■ **Written problem**:
Check each line of the records below for the word "Network" and copy those where it appears.

***** Input

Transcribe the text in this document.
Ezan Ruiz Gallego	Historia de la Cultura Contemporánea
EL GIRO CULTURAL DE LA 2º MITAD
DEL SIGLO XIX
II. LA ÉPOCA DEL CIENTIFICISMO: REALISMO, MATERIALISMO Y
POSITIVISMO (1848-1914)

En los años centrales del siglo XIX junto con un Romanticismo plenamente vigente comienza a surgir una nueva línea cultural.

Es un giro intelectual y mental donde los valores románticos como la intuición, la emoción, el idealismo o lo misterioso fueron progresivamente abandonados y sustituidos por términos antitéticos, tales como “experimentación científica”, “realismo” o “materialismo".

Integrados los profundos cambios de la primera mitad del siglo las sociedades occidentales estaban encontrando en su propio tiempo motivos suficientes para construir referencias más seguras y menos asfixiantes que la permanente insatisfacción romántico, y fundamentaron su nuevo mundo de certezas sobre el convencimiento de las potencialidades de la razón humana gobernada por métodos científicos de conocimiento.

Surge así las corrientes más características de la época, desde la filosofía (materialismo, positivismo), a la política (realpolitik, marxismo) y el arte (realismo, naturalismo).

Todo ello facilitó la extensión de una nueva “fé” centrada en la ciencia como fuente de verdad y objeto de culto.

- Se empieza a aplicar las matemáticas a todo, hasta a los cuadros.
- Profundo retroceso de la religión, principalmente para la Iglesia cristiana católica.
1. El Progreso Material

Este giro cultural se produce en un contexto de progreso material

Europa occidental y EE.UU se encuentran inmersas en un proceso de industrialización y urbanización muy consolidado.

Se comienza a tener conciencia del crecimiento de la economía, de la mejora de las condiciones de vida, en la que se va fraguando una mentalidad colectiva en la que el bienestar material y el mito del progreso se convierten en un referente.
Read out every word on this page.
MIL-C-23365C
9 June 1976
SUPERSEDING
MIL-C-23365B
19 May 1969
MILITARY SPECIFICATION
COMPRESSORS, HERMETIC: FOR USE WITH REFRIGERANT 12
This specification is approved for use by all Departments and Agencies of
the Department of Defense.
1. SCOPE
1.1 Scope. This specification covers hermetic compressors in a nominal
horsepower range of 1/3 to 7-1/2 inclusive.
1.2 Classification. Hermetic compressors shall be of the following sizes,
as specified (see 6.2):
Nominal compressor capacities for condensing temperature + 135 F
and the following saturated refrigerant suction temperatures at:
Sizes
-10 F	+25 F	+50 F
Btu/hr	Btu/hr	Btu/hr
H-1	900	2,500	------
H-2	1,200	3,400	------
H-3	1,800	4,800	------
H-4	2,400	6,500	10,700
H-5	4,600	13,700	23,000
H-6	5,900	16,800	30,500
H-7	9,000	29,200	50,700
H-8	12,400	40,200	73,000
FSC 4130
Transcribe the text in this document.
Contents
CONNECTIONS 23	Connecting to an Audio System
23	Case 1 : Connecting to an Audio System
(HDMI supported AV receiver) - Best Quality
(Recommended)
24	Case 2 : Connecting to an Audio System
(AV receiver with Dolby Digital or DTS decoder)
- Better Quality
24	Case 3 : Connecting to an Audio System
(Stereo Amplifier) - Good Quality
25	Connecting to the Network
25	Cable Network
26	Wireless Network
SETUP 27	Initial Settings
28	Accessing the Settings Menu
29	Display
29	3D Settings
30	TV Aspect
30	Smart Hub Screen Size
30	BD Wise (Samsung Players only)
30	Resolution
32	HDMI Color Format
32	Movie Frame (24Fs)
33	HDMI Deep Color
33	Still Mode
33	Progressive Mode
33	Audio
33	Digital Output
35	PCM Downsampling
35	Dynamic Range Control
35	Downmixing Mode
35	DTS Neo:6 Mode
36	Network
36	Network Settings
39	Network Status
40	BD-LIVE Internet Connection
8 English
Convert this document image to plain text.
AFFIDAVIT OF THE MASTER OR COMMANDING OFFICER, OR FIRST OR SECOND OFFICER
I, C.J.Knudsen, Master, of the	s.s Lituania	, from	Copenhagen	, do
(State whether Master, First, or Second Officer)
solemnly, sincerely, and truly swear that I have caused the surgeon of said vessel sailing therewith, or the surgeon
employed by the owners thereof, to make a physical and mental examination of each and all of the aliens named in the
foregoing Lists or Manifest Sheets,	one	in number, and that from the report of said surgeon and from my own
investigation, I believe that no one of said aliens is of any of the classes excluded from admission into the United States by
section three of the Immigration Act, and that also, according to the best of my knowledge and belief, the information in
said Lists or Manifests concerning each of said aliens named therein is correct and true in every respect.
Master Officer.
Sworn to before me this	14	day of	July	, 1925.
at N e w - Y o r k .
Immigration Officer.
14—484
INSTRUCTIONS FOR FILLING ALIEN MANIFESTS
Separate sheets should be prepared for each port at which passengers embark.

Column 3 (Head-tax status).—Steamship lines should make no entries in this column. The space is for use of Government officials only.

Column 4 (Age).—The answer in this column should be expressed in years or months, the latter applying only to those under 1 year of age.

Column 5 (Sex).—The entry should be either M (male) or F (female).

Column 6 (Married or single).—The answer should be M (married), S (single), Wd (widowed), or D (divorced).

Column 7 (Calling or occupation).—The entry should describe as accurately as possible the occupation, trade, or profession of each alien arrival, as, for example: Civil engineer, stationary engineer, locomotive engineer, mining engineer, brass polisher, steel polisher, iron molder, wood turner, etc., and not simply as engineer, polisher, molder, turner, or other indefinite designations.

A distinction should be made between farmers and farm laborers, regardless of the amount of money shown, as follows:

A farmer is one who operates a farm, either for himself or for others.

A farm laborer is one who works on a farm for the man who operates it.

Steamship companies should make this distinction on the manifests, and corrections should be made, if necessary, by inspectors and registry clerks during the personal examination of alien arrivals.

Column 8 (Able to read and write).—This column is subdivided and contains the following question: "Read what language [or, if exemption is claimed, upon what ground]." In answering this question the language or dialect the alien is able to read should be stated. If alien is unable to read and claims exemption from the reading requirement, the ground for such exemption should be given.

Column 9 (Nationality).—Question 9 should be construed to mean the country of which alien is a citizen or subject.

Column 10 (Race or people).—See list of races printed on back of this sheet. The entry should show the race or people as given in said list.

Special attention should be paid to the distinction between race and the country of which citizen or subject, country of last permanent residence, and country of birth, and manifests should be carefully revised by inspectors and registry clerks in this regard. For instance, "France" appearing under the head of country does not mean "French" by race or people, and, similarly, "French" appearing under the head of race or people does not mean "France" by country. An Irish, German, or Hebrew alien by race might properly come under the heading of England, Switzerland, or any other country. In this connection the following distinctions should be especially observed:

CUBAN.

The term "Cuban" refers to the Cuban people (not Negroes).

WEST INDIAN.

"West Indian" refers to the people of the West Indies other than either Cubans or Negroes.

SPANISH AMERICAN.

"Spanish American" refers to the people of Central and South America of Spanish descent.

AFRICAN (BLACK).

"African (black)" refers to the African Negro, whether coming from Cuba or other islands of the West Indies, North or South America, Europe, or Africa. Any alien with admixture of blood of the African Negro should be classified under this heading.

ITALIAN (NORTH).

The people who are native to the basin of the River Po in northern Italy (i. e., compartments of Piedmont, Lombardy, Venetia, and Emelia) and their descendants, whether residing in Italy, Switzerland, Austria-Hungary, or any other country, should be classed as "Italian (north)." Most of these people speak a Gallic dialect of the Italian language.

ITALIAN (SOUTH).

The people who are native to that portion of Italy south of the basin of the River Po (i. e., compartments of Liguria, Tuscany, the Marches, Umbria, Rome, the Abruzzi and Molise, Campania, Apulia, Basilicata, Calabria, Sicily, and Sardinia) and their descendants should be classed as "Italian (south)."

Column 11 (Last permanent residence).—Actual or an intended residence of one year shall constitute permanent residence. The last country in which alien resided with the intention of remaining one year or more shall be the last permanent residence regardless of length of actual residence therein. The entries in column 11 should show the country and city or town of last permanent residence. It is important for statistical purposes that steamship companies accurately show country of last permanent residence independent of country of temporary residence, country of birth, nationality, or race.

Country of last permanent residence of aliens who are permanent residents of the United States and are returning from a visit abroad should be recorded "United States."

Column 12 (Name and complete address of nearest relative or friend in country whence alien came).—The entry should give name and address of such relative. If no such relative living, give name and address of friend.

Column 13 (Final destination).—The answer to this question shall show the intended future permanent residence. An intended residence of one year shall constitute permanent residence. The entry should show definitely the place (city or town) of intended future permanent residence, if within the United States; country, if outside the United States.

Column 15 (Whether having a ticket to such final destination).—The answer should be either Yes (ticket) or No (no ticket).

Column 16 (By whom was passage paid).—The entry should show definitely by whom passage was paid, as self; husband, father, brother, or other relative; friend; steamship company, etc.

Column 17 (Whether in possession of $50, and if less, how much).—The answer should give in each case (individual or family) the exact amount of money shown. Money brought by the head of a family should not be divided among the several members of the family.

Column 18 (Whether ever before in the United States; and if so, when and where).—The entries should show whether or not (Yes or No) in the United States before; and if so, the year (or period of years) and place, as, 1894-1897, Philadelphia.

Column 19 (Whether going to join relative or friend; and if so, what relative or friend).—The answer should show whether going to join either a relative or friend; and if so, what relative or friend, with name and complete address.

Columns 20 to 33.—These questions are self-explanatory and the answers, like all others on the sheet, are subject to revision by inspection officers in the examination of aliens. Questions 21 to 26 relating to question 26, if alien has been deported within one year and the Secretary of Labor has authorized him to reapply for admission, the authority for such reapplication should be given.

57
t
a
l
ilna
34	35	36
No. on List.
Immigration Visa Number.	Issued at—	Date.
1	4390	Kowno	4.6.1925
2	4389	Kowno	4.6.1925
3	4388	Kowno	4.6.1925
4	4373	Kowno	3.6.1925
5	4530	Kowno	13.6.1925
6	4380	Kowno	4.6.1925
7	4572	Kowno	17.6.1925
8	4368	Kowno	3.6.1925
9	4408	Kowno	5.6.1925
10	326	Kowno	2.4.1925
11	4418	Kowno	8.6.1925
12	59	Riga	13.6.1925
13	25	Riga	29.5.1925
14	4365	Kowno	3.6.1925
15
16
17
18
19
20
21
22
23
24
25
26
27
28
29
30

**********

■ **Finished task**:
25	Connecting to the Network
25	Cable Network
26	Wireless Network
36	Network
36	Network Settings
39	Network Status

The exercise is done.